**AIM OF THE EXERCISE:** Word for word, retype every entry in the listing.

<<<<

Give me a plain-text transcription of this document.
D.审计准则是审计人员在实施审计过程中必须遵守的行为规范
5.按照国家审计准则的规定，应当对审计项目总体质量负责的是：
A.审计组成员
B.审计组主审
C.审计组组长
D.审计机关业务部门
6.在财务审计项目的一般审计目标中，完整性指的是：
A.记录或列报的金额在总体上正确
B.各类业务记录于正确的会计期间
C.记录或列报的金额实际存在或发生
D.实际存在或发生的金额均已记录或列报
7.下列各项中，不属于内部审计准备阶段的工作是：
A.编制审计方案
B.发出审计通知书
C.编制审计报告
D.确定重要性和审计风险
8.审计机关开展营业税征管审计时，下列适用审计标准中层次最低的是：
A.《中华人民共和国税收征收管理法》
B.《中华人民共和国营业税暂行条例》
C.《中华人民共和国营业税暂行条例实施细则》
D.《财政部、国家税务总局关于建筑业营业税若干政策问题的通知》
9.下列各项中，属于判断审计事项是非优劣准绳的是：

>>>>

**SOLVED EXERCISE:**
Give me a plain-text transcription of this document.
D.审计准则是审计人员在实施审计过程中必须遵守的行为规范
5.按照国家审计准则的规定，应当对审计项目总体质量负责的是：
A.审计组成员
B.审计组主审
C.审计组组长
D.审计机关业务部门
6.在财务审计项目的一般审计目标中，完整性指的是：
A.记录或列报的金额在总体上正确
B.各类业务记录于正确的会计期间
C.记录或列报的金额实际存在或发生
D.实际存在或发生的金额均已记录或列报
7.下列各项中，不属于内部审计准备阶段的工作是：
A.编制审计方案
B.发出审计通知书
C.编制审计报告
D.确定重要性和审计风险
8.审计机关开展营业税征管审计时，下列适用审计标准中层次最低的是：
A.《中华人民共和国税收征收管理法》
B.《中华人民共和国营业税暂行条例》
C.《中华人民共和国营业税暂行条例实施细则》
D.《财政部、国家税务总局关于建筑业营业税若干政策问题的通知》
9.下列各项中，属于判断审计事项是非优劣准绳的是：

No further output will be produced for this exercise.